→ Problem statement
Every record shown here needs to be repeated exactly.

→ Collected data entries
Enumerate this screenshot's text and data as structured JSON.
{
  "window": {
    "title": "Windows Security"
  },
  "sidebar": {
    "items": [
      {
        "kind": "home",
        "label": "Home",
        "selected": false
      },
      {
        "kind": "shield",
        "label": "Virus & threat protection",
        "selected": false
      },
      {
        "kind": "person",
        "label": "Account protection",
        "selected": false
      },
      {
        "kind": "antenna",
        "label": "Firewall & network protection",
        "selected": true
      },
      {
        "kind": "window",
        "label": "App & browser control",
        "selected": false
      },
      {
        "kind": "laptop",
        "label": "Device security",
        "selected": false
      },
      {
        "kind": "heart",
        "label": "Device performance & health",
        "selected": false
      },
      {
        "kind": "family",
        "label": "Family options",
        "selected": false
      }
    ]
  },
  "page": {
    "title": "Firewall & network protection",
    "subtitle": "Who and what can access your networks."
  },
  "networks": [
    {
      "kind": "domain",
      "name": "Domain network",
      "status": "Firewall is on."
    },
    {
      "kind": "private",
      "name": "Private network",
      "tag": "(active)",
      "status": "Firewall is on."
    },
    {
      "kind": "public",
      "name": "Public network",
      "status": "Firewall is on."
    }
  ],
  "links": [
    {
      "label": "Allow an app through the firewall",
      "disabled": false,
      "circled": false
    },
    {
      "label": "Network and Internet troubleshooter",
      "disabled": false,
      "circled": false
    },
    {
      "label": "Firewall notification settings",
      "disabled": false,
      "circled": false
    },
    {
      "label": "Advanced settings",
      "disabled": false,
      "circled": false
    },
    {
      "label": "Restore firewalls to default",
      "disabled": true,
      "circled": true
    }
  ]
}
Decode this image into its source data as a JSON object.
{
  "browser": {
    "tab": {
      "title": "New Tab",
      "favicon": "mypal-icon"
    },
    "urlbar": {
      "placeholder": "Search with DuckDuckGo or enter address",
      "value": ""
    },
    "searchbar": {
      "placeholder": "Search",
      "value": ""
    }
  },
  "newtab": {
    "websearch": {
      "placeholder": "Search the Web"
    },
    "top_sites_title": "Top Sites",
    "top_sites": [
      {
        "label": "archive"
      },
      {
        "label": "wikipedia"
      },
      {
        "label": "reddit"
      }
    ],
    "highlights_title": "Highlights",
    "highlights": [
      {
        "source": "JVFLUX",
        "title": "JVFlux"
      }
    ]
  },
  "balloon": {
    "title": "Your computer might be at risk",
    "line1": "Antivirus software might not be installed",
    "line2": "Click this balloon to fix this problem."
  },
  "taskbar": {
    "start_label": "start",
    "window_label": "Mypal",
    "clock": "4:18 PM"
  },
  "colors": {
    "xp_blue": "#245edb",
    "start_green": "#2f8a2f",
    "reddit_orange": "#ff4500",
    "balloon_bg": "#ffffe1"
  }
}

→ Response area
Enumerate this screenshot's text and data as structured JSON.
{
  "window": {
    "title": "Windows Security"
  },
  "sidebar": {
    "items": [
      {
        "kind": "home",
        "label": "Home",
        "selected": false
      },
      {
        "kind": "shield",
        "label": "Virus & threat protection",
        "selected": false
      },
      {
        "kind": "person",
        "label": "Account protection",
        "selected": false
      },
      {
        "kind": "antenna",
        "label": "Firewall & network protection",
        "selected": true
      },
      {
        "kind": "window",
        "label": "App & browser control",
        "selected": false
      },
      {
        "kind": "laptop",
        "label": "Device security",
        "selected": false
      },
      {
        "kind": "heart",
        "label": "Device performance & health",
        "selected": false
      },
      {
        "kind": "family",
        "label": "Family options",
        "selected": false
      }
    ]
  },
  "page": {
    "title": "Firewall & network protection",
    "subtitle": "Who and what can access your networks."
  },
  "networks": [
    {
      "kind": "domain",
      "name": "Domain network",
      "status": "Firewall is on."
    },
    {
      "kind": "private",
      "name": "Private network",
      "tag": "(active)",
      "status": "Firewall is on."
    },
    {
      "kind": "public",
      "name": "Public network",
      "status": "Firewall is on."
    }
  ],
  "links": [
    {
      "label": "Allow an app through the firewall",
      "disabled": false,
      "circled": false
    },
    {
      "label": "Network and Internet troubleshooter",
      "disabled": false,
      "circled": false
    },
    {
      "label": "Firewall notification settings",
      "disabled": false,
      "circled": false
    },
    {
      "label": "Advanced settings",
      "disabled": false,
      "circled": false
    },
    {
      "label": "Restore firewalls to default",
      "disabled": true,
      "circled": true
    }
  ]
}
Decode this image into its source data as a JSON object.
{
  "browser": {
    "tab": {
      "title": "New Tab",
      "favicon": "mypal-icon"
    },
    "urlbar": {
      "placeholder": "Search with DuckDuckGo or enter address",
      "value": ""
    },
    "searchbar": {
      "placeholder": "Search",
      "value": ""
    }
  },
  "newtab": {
    "websearch": {
      "placeholder": "Search the Web"
    },
    "top_sites_title": "Top Sites",
    "top_sites": [
      {
        "label": "archive"
      },
      {
        "label": "wikipedia"
      },
      {
        "label": "reddit"
      }
    ],
    "highlights_title": "Highlights",
    "highlights": [
      {
        "source": "JVFLUX",
        "title": "JVFlux"
      }
    ]
  },
  "balloon": {
    "title": "Your computer might be at risk",
    "line1": "Antivirus software might not be installed",
    "line2": "Click this balloon to fix this problem."
  },
  "taskbar": {
    "start_label": "start",
    "window_label": "Mypal",
    "clock": "4:18 PM"
  },
  "colors": {
    "xp_blue": "#245edb",
    "start_green": "#2f8a2f",
    "reddit_orange": "#ff4500",
    "balloon_bg": "#ffffe1"
  }
}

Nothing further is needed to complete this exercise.